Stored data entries
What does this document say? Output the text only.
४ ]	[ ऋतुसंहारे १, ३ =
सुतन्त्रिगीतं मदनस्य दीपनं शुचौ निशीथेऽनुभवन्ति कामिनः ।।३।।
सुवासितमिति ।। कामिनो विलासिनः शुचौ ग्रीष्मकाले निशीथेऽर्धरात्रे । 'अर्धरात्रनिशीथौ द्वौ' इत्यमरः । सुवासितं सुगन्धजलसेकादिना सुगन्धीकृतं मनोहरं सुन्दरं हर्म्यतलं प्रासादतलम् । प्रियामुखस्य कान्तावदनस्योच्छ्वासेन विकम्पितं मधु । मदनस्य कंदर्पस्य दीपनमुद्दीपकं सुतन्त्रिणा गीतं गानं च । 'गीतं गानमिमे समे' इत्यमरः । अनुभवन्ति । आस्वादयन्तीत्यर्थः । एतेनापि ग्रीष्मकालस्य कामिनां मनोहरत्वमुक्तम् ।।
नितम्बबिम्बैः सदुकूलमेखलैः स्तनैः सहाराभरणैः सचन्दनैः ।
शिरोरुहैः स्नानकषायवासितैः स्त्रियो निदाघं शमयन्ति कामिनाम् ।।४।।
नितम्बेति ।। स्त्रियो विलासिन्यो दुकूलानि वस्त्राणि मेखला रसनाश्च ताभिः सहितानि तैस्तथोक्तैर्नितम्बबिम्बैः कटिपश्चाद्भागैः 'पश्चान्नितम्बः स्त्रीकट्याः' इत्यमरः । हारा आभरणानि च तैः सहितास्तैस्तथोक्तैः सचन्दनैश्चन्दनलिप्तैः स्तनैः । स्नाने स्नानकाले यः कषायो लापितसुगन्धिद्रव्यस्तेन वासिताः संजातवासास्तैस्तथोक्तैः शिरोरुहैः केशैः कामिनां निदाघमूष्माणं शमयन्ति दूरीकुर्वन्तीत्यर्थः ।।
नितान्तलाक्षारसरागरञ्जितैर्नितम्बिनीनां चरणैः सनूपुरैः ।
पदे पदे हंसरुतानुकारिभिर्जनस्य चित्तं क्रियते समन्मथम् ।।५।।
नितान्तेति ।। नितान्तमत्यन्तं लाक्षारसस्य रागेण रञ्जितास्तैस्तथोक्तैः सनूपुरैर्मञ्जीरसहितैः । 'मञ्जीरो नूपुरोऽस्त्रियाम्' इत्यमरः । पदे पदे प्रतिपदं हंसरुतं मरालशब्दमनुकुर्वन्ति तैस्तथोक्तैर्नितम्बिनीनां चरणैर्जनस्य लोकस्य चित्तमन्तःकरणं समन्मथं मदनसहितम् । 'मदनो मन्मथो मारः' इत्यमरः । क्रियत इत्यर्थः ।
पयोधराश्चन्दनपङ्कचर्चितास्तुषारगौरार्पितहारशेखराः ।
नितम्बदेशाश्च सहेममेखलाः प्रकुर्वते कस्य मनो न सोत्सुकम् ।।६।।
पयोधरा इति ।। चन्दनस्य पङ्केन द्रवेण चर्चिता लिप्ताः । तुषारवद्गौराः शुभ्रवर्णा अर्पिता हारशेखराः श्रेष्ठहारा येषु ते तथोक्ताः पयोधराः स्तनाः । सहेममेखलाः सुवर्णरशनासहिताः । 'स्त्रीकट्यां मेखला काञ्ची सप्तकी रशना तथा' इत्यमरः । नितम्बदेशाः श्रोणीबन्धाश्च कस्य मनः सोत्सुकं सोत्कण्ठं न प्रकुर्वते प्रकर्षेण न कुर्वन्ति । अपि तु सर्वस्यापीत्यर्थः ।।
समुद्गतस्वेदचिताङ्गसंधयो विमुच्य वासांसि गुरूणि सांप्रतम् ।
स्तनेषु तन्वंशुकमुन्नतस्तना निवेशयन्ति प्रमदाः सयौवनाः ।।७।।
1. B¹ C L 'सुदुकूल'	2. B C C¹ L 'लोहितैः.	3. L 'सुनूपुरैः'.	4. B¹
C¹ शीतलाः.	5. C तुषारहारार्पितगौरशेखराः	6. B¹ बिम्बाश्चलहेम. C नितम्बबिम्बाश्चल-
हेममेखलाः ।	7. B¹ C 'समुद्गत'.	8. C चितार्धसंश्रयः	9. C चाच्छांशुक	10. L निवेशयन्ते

To be done:
In the listing, find all lines with the string "शमयन" and copy them.

Problem solution:
शिरोरुहैः स्नानकषायवासितैः स्त्रियो निदाघं शमयन्ति कामिनाम् ।।४।।
नितम्बेति ।। स्त्रियो विलासिन्यो दुकूलानि वस्त्राणि मेखला रसनाश्च ताभिः सहितानि तैस्तथोक्तैर्नितम्बबिम्बैः कटिपश्चाद्भागैः 'पश्चान्नितम्बः स्त्रीकट्याः' इत्यमरः । हारा आभरणानि च तैः सहितास्तैस्तथोक्तैः सचन्दनैश्चन्दनलिप्तैः स्तनैः । स्नाने स्नानकाले यः कषायो लापितसुगन्धिद्रव्यस्तेन वासिताः संजातवासास्तैस्तथोक्तैः शिरोरुहैः केशैः कामिनां निदाघमूष्माणं शमयन्ति दूरीकुर्वन्तीत्यर्थः ।।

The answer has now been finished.